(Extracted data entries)
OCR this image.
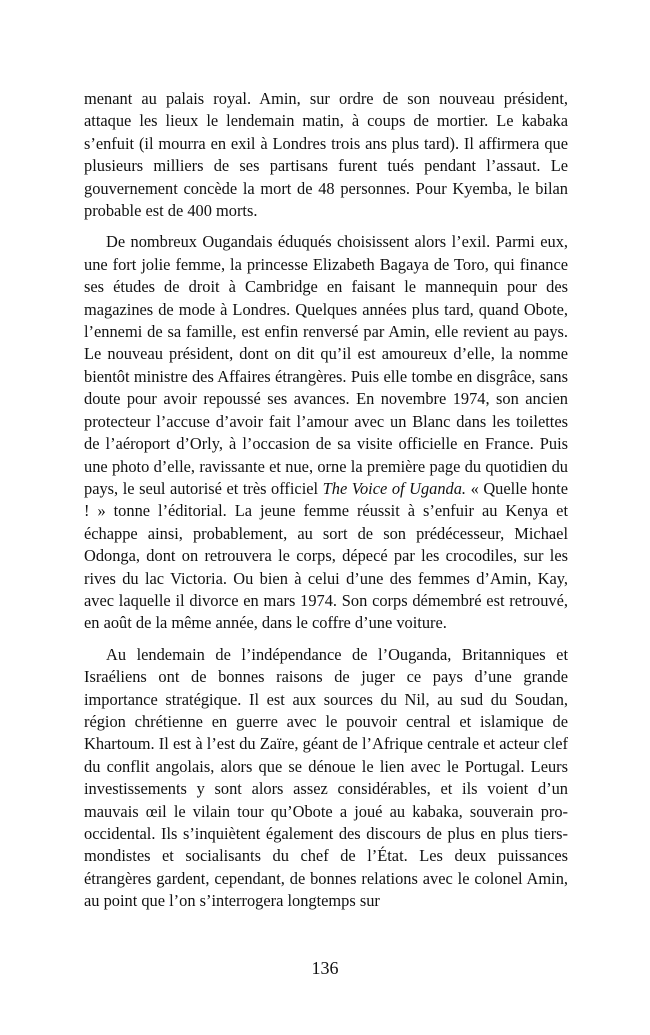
menant au palais royal. Amin, sur ordre de son nouveau président, attaque les lieux le lendemain matin, à coups de mortier. Le kabaka s’enfuit (il mourra en exil à Londres trois ans plus tard). Il affirmera que plusieurs milliers de ses partisans furent tués pendant l’assaut. Le gouvernement concède la mort de 48 personnes. Pour Kyemba, le bilan probable est de 400 morts.

De nombreux Ougandais éduqués choisissent alors l’exil. Parmi eux, une fort jolie femme, la princesse Elizabeth Bagaya de Toro, qui finance ses études de droit à Cambridge en faisant le mannequin pour des magazines de mode à Londres. Quelques années plus tard, quand Obote, l’ennemi de sa famille, est enfin renversé par Amin, elle revient au pays. Le nouveau président, dont on dit qu’il est amoureux d’elle, la nomme bientôt ministre des Affaires étrangères. Puis elle tombe en disgrâce, sans doute pour avoir repoussé ses avances. En novembre 1974, son ancien protecteur l’accuse d’avoir fait l’amour avec un Blanc dans les toilettes de l’aéroport d’Orly, à l’occasion de sa visite officielle en France. Puis une photo d’elle, ravissante et nue, orne la première page du quotidien du pays, le seul autorisé et très officiel The Voice of Uganda. « Quelle honte ! » tonne l’éditorial. La jeune femme réussit à s’enfuir au Kenya et échappe ainsi, probablement, au sort de son prédécesseur, Michael Odonga, dont on retrouvera le corps, dépecé par les crocodiles, sur les rives du lac Victoria. Ou bien à celui d’une des femmes d’Amin, Kay, avec laquelle il divorce en mars 1974. Son corps démembré est retrouvé, en août de la même année, dans le coffre d’une voiture.

Au lendemain de l’indépendance de l’Ouganda, Britanniques et Israéliens ont de bonnes raisons de juger ce pays d’une grande importance stratégique. Il est aux sources du Nil, au sud du Soudan, région chrétienne en guerre avec le pouvoir central et islamique de Khartoum. Il est à l’est du Zaïre, géant de l’Afrique centrale et acteur clef du conflit angolais, alors que se dénoue le lien avec le Portugal. Leurs investissements y sont alors assez considérables, et ils voient d’un mauvais œil le vilain tour qu’Obote a joué au kabaka, souverain pro-occidental. Ils s’inquiètent également des discours de plus en plus tiers-mondistes et socialisants du chef de l’État. Les deux puissances étrangères gardent, cependant, de bonnes relations avec le colonel Amin, au point que l’on s’interrogera longtemps sur

136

GOAL:
Using the data above, print every line exactly, omitting pictures.

SOLUTION TO THE EXERCISE:
OCR this image.
menant au palais royal. Amin, sur ordre de son nouveau président, attaque les lieux le lendemain matin, à coups de mortier. Le kabaka s’enfuit (il mourra en exil à Londres trois ans plus tard). Il affirmera que plusieurs milliers de ses partisans furent tués pendant l’assaut. Le gouvernement concède la mort de 48 personnes. Pour Kyemba, le bilan probable est de 400 morts.

De nombreux Ougandais éduqués choisissent alors l’exil. Parmi eux, une fort jolie femme, la princesse Elizabeth Bagaya de Toro, qui finance ses études de droit à Cambridge en faisant le mannequin pour des magazines de mode à Londres. Quelques années plus tard, quand Obote, l’ennemi de sa famille, est enfin renversé par Amin, elle revient au pays. Le nouveau président, dont on dit qu’il est amoureux d’elle, la nomme bientôt ministre des Affaires étrangères. Puis elle tombe en disgrâce, sans doute pour avoir repoussé ses avances. En novembre 1974, son ancien protecteur l’accuse d’avoir fait l’amour avec un Blanc dans les toilettes de l’aéroport d’Orly, à l’occasion de sa visite officielle en France. Puis une photo d’elle, ravissante et nue, orne la première page du quotidien du pays, le seul autorisé et très officiel The Voice of Uganda. « Quelle honte ! » tonne l’éditorial. La jeune femme réussit à s’enfuir au Kenya et échappe ainsi, probablement, au sort de son prédécesseur, Michael Odonga, dont on retrouvera le corps, dépecé par les crocodiles, sur les rives du lac Victoria. Ou bien à celui d’une des femmes d’Amin, Kay, avec laquelle il divorce en mars 1974. Son corps démembré est retrouvé, en août de la même année, dans le coffre d’une voiture.

Au lendemain de l’indépendance de l’Ouganda, Britanniques et Israéliens ont de bonnes raisons de juger ce pays d’une grande importance stratégique. Il est aux sources du Nil, au sud du Soudan, région chrétienne en guerre avec le pouvoir central et islamique de Khartoum. Il est à l’est du Zaïre, géant de l’Afrique centrale et acteur clef du conflit angolais, alors que se dénoue le lien avec le Portugal. Leurs investissements y sont alors assez considérables, et ils voient d’un mauvais œil le vilain tour qu’Obote a joué au kabaka, souverain pro-occidental. Ils s’inquiètent également des discours de plus en plus tiers-mondistes et socialisants du chef de l’État. Les deux puissances étrangères gardent, cependant, de bonnes relations avec le colonel Amin, au point que l’on s’interrogera longtemps sur

136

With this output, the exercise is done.